**DATASET CONTENT:**
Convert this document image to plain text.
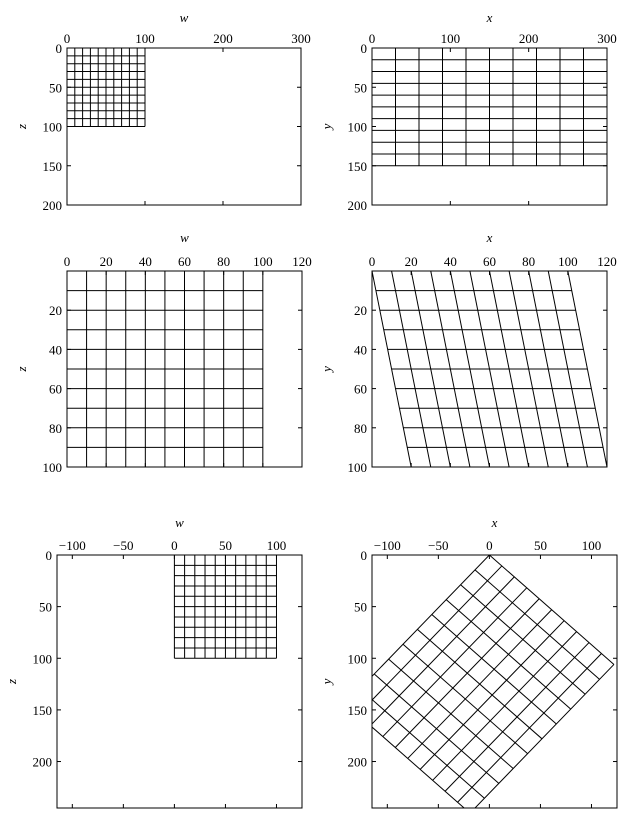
0	100	200	300
0
50
100
150
200
w
z
0	100	200	300
0
50
100
150
200
x
y
0 20 40 60 80 100 120
20
40
60
80
100
w
z
0 20 40 60 80 100 120
20
40
60
80
100
x
y
−100 −50	0	50	100
0
50
100
150
200
w
z
−100 −50	0	50	100
0
50
100
150
200
x
y
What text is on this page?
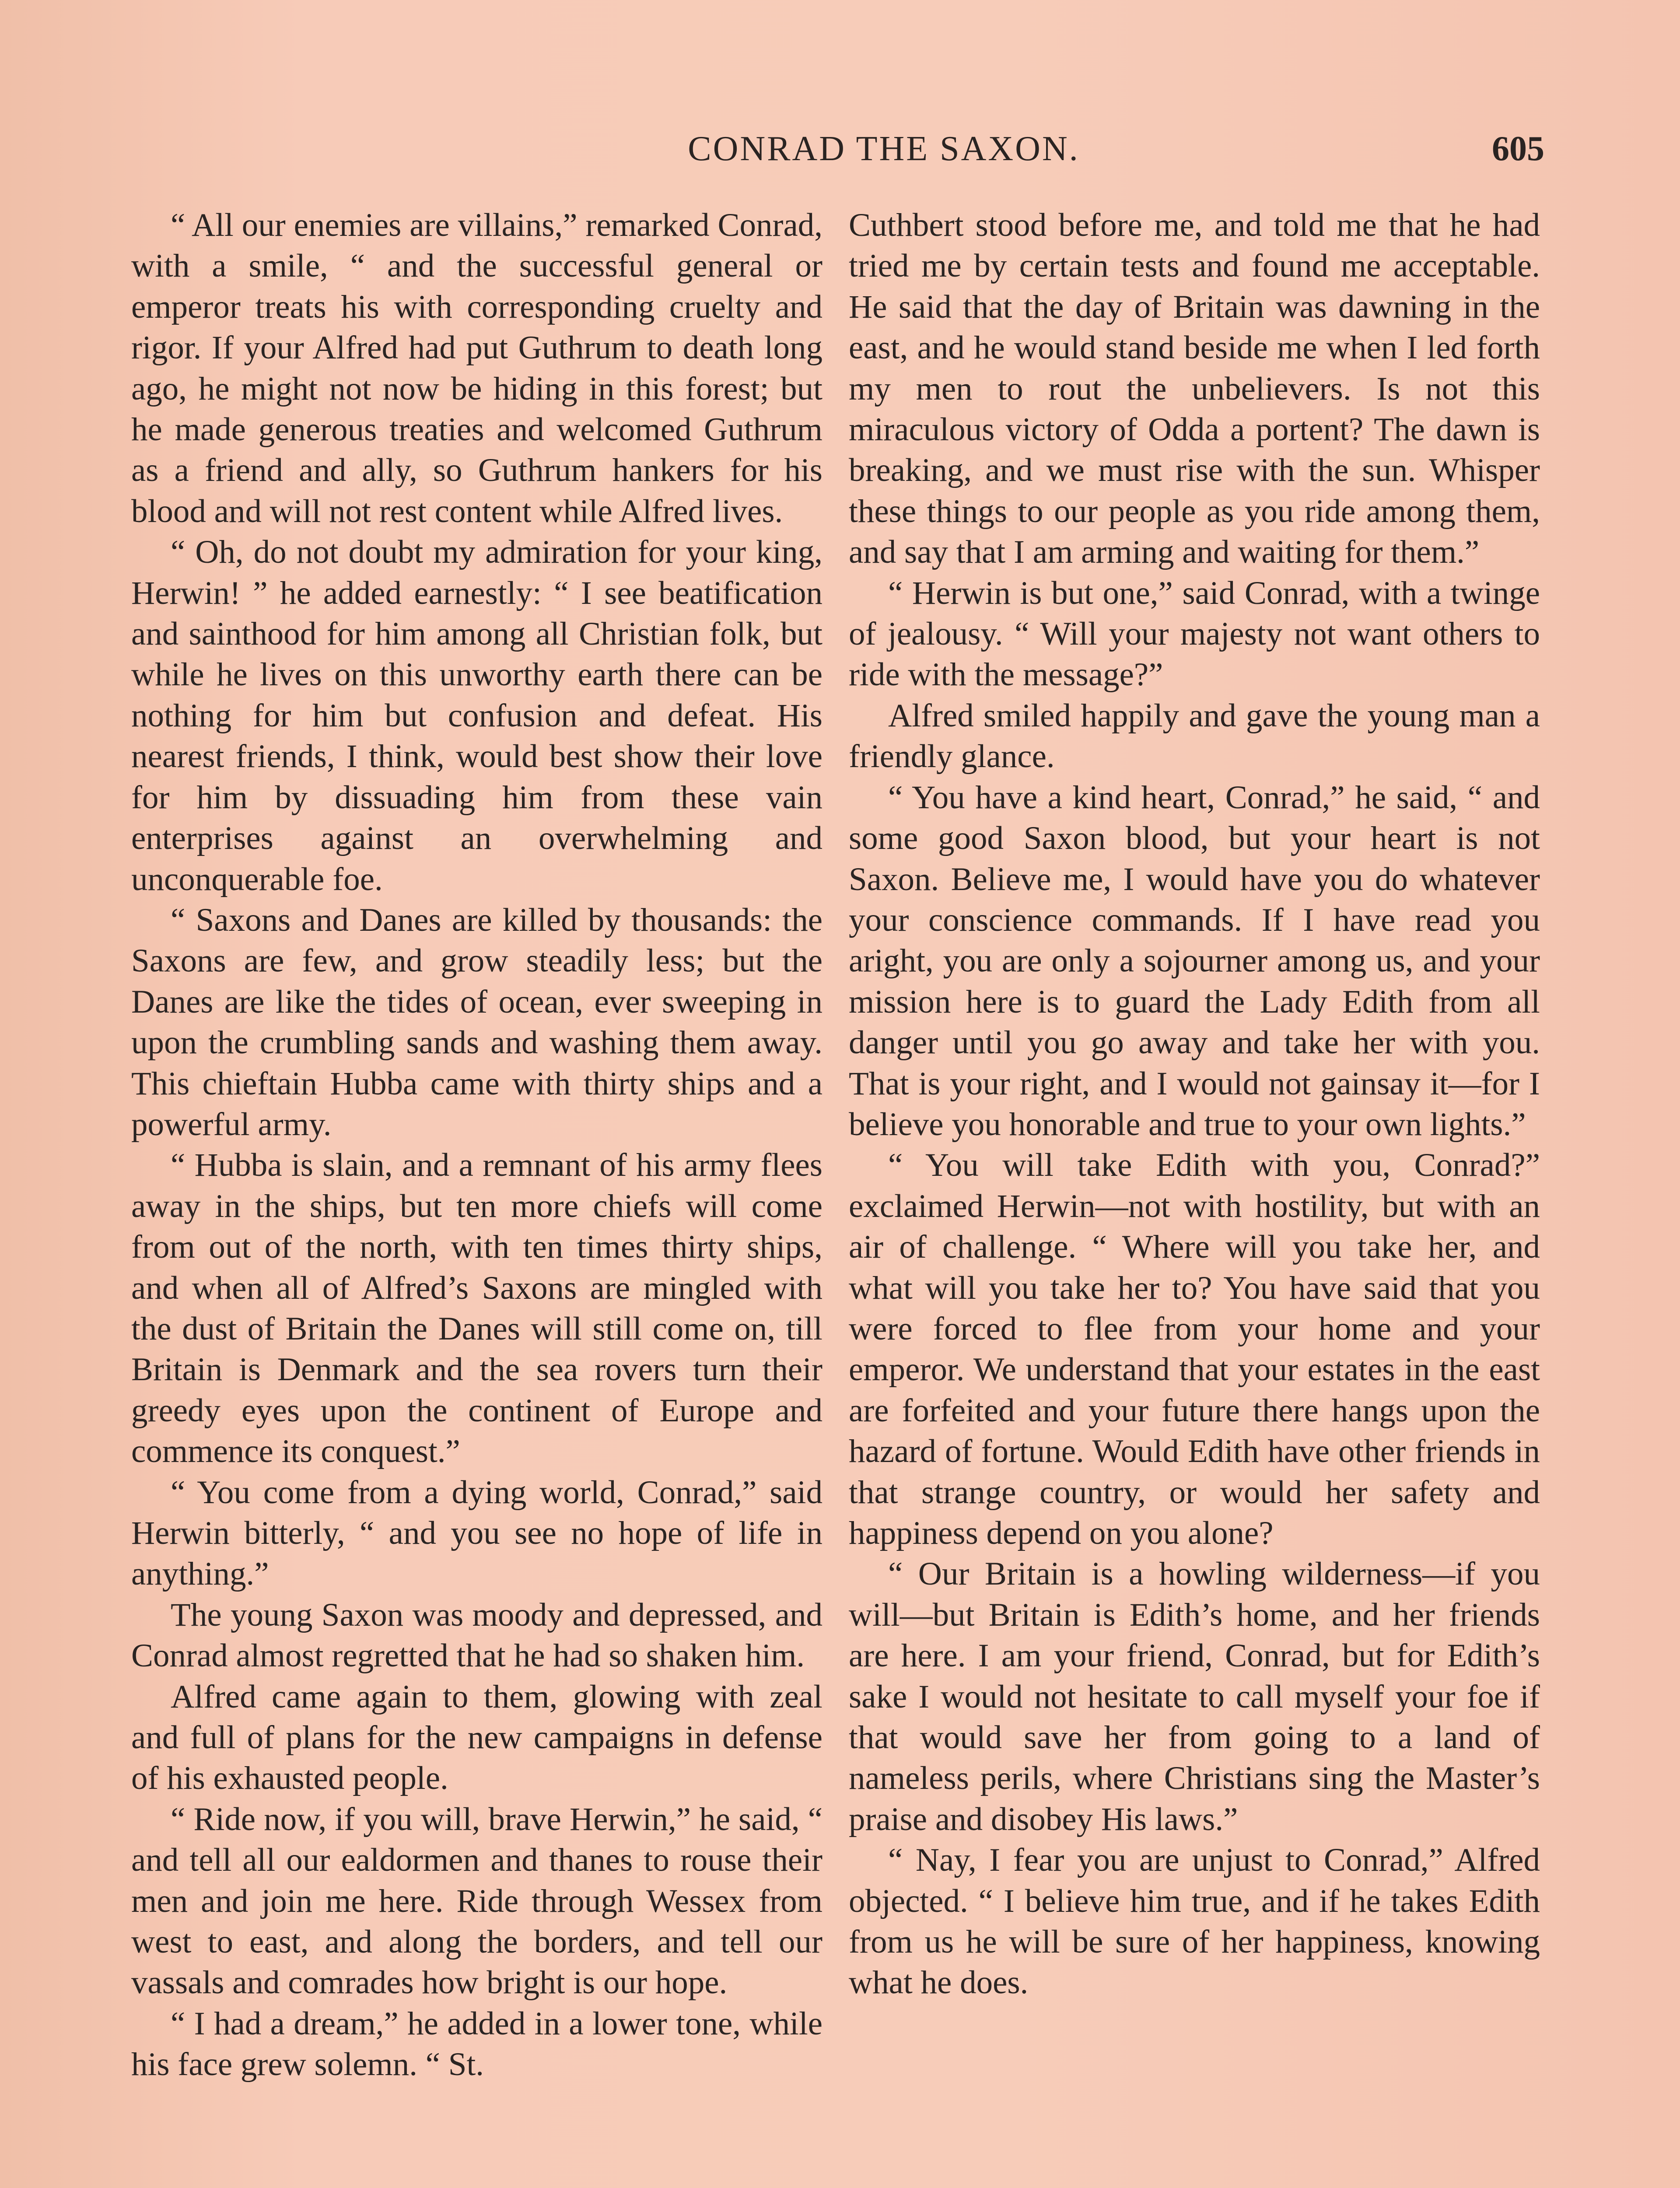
CONRAD THE SAXON.	605

“ All our enemies are villains,” remarked Conrad, with a smile, “ and the successful general or emperor treats his with corresponding cruelty and rigor. If your Alfred had put Guthrum to death long ago, he might not now be hiding in this forest; but he made generous treaties and welcomed Guthrum as a friend and ally, so Guthrum hankers for his blood and will not rest content while Alfred lives.

“ Oh, do not doubt my admiration for your king, Herwin! ” he added earnestly: “ I see beatification and sainthood for him among all Christian folk, but while he lives on this unworthy earth there can be nothing for him but confusion and defeat. His nearest friends, I think, would best show their love for him by dissuading him from these vain enterprises against an overwhelming and unconquerable foe.

“ Saxons and Danes are killed by thousands: the Saxons are few, and grow steadily less; but the Danes are like the tides of ocean, ever sweeping in upon the crumbling sands and washing them away. This chieftain Hubba came with thirty ships and a powerful army.

“ Hubba is slain, and a remnant of his army flees away in the ships, but ten more chiefs will come from out of the north, with ten times thirty ships, and when all of Alfred’s Saxons are mingled with the dust of Britain the Danes will still come on, till Britain is Denmark and the sea rovers turn their greedy eyes upon the continent of Europe and commence its conquest.”

“ You come from a dying world, Conrad,” said Herwin bitterly, “ and you see no hope of life in anything.”

The young Saxon was moody and depressed, and Conrad almost regretted that he had so shaken him.

Alfred came again to them, glowing with zeal and full of plans for the new campaigns in defense of his exhausted people.

“ Ride now, if you will, brave Herwin,” he said, “ and tell all our ealdormen and thanes to rouse their men and join me here. Ride through Wessex from west to east, and along the borders, and tell our vassals and comrades how bright is our hope.

“ I had a dream,” he added in a lower tone, while his face grew solemn. “ St.

Cuthbert stood before me, and told me that he had tried me by certain tests and found me acceptable. He said that the day of Britain was dawning in the east, and he would stand beside me when I led forth my men to rout the unbelievers. Is not this miraculous victory of Odda a portent? The dawn is breaking, and we must rise with the sun. Whisper these things to our people as you ride among them, and say that I am arming and waiting for them.”

“ Herwin is but one,” said Conrad, with a twinge of jealousy. “ Will your majesty not want others to ride with the message?”

Alfred smiled happily and gave the young man a friendly glance.

“ You have a kind heart, Conrad,” he said, “ and some good Saxon blood, but your heart is not Saxon. Believe me, I would have you do whatever your conscience commands. If I have read you aright, you are only a sojourner among us, and your mission here is to guard the Lady Edith from all danger until you go away and take her with you. That is your right, and I would not gainsay it—for I believe you honorable and true to your own lights.”

“ You will take Edith with you, Conrad?” exclaimed Herwin—not with hostility, but with an air of challenge. “ Where will you take her, and what will you take her to? You have said that you were forced to flee from your home and your emperor. We understand that your estates in the east are forfeited and your future there hangs upon the hazard of fortune. Would Edith have other friends in that strange country, or would her safety and happiness depend on you alone?

“ Our Britain is a howling wilderness—if you will—but Britain is Edith’s home, and her friends are here. I am your friend, Conrad, but for Edith’s sake I would not hesitate to call myself your foe if that would save her from going to a land of nameless perils, where Christians sing the Master’s praise and disobey His laws.”

“ Nay, I fear you are unjust to Conrad,” Alfred objected. “ I believe him true, and if he takes Edith from us he will be sure of her happiness, knowing what he does.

**JOB:** All records should be output exactly, with the pictures left out.

**COMPLETE OUTPUT:**
Convert this document image to plain text.
0	100	200	300
0
50
100
150
200
w
z
0	100	200	300
0
50
100
150
200
x
y
0 20 40 60 80 100 120
20
40
60
80
100
w
z
0 20 40 60 80 100 120
20
40
60
80
100
x
y
−100 −50	0	50	100
0
50
100
150
200
w
z
−100 −50	0	50	100
0
50
100
150
200
x
y
What text is on this page?
CONRAD THE SAXON.	605

“ All our enemies are villains,” remarked Conrad, with a smile, “ and the successful general or emperor treats his with corresponding cruelty and rigor. If your Alfred had put Guthrum to death long ago, he might not now be hiding in this forest; but he made generous treaties and welcomed Guthrum as a friend and ally, so Guthrum hankers for his blood and will not rest content while Alfred lives.

“ Oh, do not doubt my admiration for your king, Herwin! ” he added earnestly: “ I see beatification and sainthood for him among all Christian folk, but while he lives on this unworthy earth there can be nothing for him but confusion and defeat. His nearest friends, I think, would best show their love for him by dissuading him from these vain enterprises against an overwhelming and unconquerable foe.

“ Saxons and Danes are killed by thousands: the Saxons are few, and grow steadily less; but the Danes are like the tides of ocean, ever sweeping in upon the crumbling sands and washing them away. This chieftain Hubba came with thirty ships and a powerful army.

“ Hubba is slain, and a remnant of his army flees away in the ships, but ten more chiefs will come from out of the north, with ten times thirty ships, and when all of Alfred’s Saxons are mingled with the dust of Britain the Danes will still come on, till Britain is Denmark and the sea rovers turn their greedy eyes upon the continent of Europe and commence its conquest.”

“ You come from a dying world, Conrad,” said Herwin bitterly, “ and you see no hope of life in anything.”

The young Saxon was moody and depressed, and Conrad almost regretted that he had so shaken him.

Alfred came again to them, glowing with zeal and full of plans for the new campaigns in defense of his exhausted people.

“ Ride now, if you will, brave Herwin,” he said, “ and tell all our ealdormen and thanes to rouse their men and join me here. Ride through Wessex from west to east, and along the borders, and tell our vassals and comrades how bright is our hope.

“ I had a dream,” he added in a lower tone, while his face grew solemn. “ St.

Cuthbert stood before me, and told me that he had tried me by certain tests and found me acceptable. He said that the day of Britain was dawning in the east, and he would stand beside me when I led forth my men to rout the unbelievers. Is not this miraculous victory of Odda a portent? The dawn is breaking, and we must rise with the sun. Whisper these things to our people as you ride among them, and say that I am arming and waiting for them.”

“ Herwin is but one,” said Conrad, with a twinge of jealousy. “ Will your majesty not want others to ride with the message?”

Alfred smiled happily and gave the young man a friendly glance.

“ You have a kind heart, Conrad,” he said, “ and some good Saxon blood, but your heart is not Saxon. Believe me, I would have you do whatever your conscience commands. If I have read you aright, you are only a sojourner among us, and your mission here is to guard the Lady Edith from all danger until you go away and take her with you. That is your right, and I would not gainsay it—for I believe you honorable and true to your own lights.”

“ You will take Edith with you, Conrad?” exclaimed Herwin—not with hostility, but with an air of challenge. “ Where will you take her, and what will you take her to? You have said that you were forced to flee from your home and your emperor. We understand that your estates in the east are forfeited and your future there hangs upon the hazard of fortune. Would Edith have other friends in that strange country, or would her safety and happiness depend on you alone?

“ Our Britain is a howling wilderness—if you will—but Britain is Edith’s home, and her friends are here. I am your friend, Conrad, but for Edith’s sake I would not hesitate to call myself your foe if that would save her from going to a land of nameless perils, where Christians sing the Master’s praise and disobey His laws.”

“ Nay, I fear you are unjust to Conrad,” Alfred objected. “ I believe him true, and if he takes Edith from us he will be sure of her happiness, knowing what he does.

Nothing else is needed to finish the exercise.